Excerpted data section start

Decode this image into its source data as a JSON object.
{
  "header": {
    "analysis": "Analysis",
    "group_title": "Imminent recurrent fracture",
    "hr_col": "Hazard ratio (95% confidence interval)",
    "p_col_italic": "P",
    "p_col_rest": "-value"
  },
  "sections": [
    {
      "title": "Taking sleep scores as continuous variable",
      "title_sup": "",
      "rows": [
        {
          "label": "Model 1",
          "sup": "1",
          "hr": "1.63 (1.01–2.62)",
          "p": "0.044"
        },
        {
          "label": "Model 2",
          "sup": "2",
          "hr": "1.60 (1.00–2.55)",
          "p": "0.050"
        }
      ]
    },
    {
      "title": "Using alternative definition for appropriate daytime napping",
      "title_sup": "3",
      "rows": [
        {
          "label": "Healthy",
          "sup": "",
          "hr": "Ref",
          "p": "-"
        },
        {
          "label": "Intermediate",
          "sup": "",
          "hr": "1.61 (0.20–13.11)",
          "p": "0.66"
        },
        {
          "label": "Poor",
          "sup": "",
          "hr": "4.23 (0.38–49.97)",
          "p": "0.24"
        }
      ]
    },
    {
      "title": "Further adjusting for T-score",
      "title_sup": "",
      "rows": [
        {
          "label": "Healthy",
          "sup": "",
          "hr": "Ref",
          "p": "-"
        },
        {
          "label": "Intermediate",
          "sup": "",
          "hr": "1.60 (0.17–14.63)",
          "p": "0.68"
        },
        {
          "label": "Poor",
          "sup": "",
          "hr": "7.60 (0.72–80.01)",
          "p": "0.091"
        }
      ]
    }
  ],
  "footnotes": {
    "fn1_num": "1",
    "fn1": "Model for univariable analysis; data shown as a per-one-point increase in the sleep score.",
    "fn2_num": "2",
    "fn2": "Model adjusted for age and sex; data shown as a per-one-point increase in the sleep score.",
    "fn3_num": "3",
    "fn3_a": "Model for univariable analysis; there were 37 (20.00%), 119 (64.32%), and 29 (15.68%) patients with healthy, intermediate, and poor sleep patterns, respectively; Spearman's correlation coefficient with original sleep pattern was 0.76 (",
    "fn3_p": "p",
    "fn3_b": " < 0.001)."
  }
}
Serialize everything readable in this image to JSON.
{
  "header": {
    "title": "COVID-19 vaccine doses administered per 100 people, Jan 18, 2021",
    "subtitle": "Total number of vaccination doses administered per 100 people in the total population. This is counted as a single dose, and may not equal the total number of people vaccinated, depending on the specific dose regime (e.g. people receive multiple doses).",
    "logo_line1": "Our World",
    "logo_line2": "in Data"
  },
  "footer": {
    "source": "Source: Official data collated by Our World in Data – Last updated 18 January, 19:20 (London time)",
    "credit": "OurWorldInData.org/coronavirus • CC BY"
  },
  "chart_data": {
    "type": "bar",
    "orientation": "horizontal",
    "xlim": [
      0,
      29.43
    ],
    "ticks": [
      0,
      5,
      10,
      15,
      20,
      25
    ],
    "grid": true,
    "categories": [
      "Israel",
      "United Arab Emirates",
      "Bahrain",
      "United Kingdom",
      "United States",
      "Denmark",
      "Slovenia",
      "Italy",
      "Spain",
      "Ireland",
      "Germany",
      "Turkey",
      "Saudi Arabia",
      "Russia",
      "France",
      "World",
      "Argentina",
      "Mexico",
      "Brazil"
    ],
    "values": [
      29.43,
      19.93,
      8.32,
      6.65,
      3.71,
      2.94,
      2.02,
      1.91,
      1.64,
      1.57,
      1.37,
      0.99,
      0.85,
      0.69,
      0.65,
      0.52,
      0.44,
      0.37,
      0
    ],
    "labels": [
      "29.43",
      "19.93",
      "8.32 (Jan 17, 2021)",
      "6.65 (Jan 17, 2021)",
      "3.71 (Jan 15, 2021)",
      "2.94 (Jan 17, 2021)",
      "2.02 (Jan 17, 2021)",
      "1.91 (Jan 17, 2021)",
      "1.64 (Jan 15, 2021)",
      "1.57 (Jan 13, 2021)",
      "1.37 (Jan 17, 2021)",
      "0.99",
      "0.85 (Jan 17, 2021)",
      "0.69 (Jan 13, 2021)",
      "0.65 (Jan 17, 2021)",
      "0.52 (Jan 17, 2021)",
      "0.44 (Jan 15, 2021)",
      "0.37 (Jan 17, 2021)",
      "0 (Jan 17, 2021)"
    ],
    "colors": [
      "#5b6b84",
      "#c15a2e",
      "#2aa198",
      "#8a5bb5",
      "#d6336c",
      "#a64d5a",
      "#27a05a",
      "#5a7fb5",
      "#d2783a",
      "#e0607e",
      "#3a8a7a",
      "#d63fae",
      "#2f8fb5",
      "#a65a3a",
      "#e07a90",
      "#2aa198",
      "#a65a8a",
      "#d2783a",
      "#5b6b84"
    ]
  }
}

Excerpted data section end

> Task description
Transcribe each entry precisely, missing none.

> Solution to this exercise
Decode this image into its source data as a JSON object.
{
  "header": {
    "analysis": "Analysis",
    "group_title": "Imminent recurrent fracture",
    "hr_col": "Hazard ratio (95% confidence interval)",
    "p_col_italic": "P",
    "p_col_rest": "-value"
  },
  "sections": [
    {
      "title": "Taking sleep scores as continuous variable",
      "title_sup": "",
      "rows": [
        {
          "label": "Model 1",
          "sup": "1",
          "hr": "1.63 (1.01–2.62)",
          "p": "0.044"
        },
        {
          "label": "Model 2",
          "sup": "2",
          "hr": "1.60 (1.00–2.55)",
          "p": "0.050"
        }
      ]
    },
    {
      "title": "Using alternative definition for appropriate daytime napping",
      "title_sup": "3",
      "rows": [
        {
          "label": "Healthy",
          "sup": "",
          "hr": "Ref",
          "p": "-"
        },
        {
          "label": "Intermediate",
          "sup": "",
          "hr": "1.61 (0.20–13.11)",
          "p": "0.66"
        },
        {
          "label": "Poor",
          "sup": "",
          "hr": "4.23 (0.38–49.97)",
          "p": "0.24"
        }
      ]
    },
    {
      "title": "Further adjusting for T-score",
      "title_sup": "",
      "rows": [
        {
          "label": "Healthy",
          "sup": "",
          "hr": "Ref",
          "p": "-"
        },
        {
          "label": "Intermediate",
          "sup": "",
          "hr": "1.60 (0.17–14.63)",
          "p": "0.68"
        },
        {
          "label": "Poor",
          "sup": "",
          "hr": "7.60 (0.72–80.01)",
          "p": "0.091"
        }
      ]
    }
  ],
  "footnotes": {
    "fn1_num": "1",
    "fn1": "Model for univariable analysis; data shown as a per-one-point increase in the sleep score.",
    "fn2_num": "2",
    "fn2": "Model adjusted for age and sex; data shown as a per-one-point increase in the sleep score.",
    "fn3_num": "3",
    "fn3_a": "Model for univariable analysis; there were 37 (20.00%), 119 (64.32%), and 29 (15.68%) patients with healthy, intermediate, and poor sleep patterns, respectively; Spearman's correlation coefficient with original sleep pattern was 0.76 (",
    "fn3_p": "p",
    "fn3_b": " < 0.001)."
  }
}
Serialize everything readable in this image to JSON.
{
  "header": {
    "title": "COVID-19 vaccine doses administered per 100 people, Jan 18, 2021",
    "subtitle": "Total number of vaccination doses administered per 100 people in the total population. This is counted as a single dose, and may not equal the total number of people vaccinated, depending on the specific dose regime (e.g. people receive multiple doses).",
    "logo_line1": "Our World",
    "logo_line2": "in Data"
  },
  "footer": {
    "source": "Source: Official data collated by Our World in Data – Last updated 18 January, 19:20 (London time)",
    "credit": "OurWorldInData.org/coronavirus • CC BY"
  },
  "chart_data": {
    "type": "bar",
    "orientation": "horizontal",
    "xlim": [
      0,
      29.43
    ],
    "ticks": [
      0,
      5,
      10,
      15,
      20,
      25
    ],
    "grid": true,
    "categories": [
      "Israel",
      "United Arab Emirates",
      "Bahrain",
      "United Kingdom",
      "United States",
      "Denmark",
      "Slovenia",
      "Italy",
      "Spain",
      "Ireland",
      "Germany",
      "Turkey",
      "Saudi Arabia",
      "Russia",
      "France",
      "World",
      "Argentina",
      "Mexico",
      "Brazil"
    ],
    "values": [
      29.43,
      19.93,
      8.32,
      6.65,
      3.71,
      2.94,
      2.02,
      1.91,
      1.64,
      1.57,
      1.37,
      0.99,
      0.85,
      0.69,
      0.65,
      0.52,
      0.44,
      0.37,
      0
    ],
    "labels": [
      "29.43",
      "19.93",
      "8.32 (Jan 17, 2021)",
      "6.65 (Jan 17, 2021)",
      "3.71 (Jan 15, 2021)",
      "2.94 (Jan 17, 2021)",
      "2.02 (Jan 17, 2021)",
      "1.91 (Jan 17, 2021)",
      "1.64 (Jan 15, 2021)",
      "1.57 (Jan 13, 2021)",
      "1.37 (Jan 17, 2021)",
      "0.99",
      "0.85 (Jan 17, 2021)",
      "0.69 (Jan 13, 2021)",
      "0.65 (Jan 17, 2021)",
      "0.52 (Jan 17, 2021)",
      "0.44 (Jan 15, 2021)",
      "0.37 (Jan 17, 2021)",
      "0 (Jan 17, 2021)"
    ],
    "colors": [
      "#5b6b84",
      "#c15a2e",
      "#2aa198",
      "#8a5bb5",
      "#d6336c",
      "#a64d5a",
      "#27a05a",
      "#5a7fb5",
      "#d2783a",
      "#e0607e",
      "#3a8a7a",
      "#d63fae",
      "#2f8fb5",
      "#a65a3a",
      "#e07a90",
      "#2aa198",
      "#a65a8a",
      "#d2783a",
      "#5b6b84"
    ]
  }
}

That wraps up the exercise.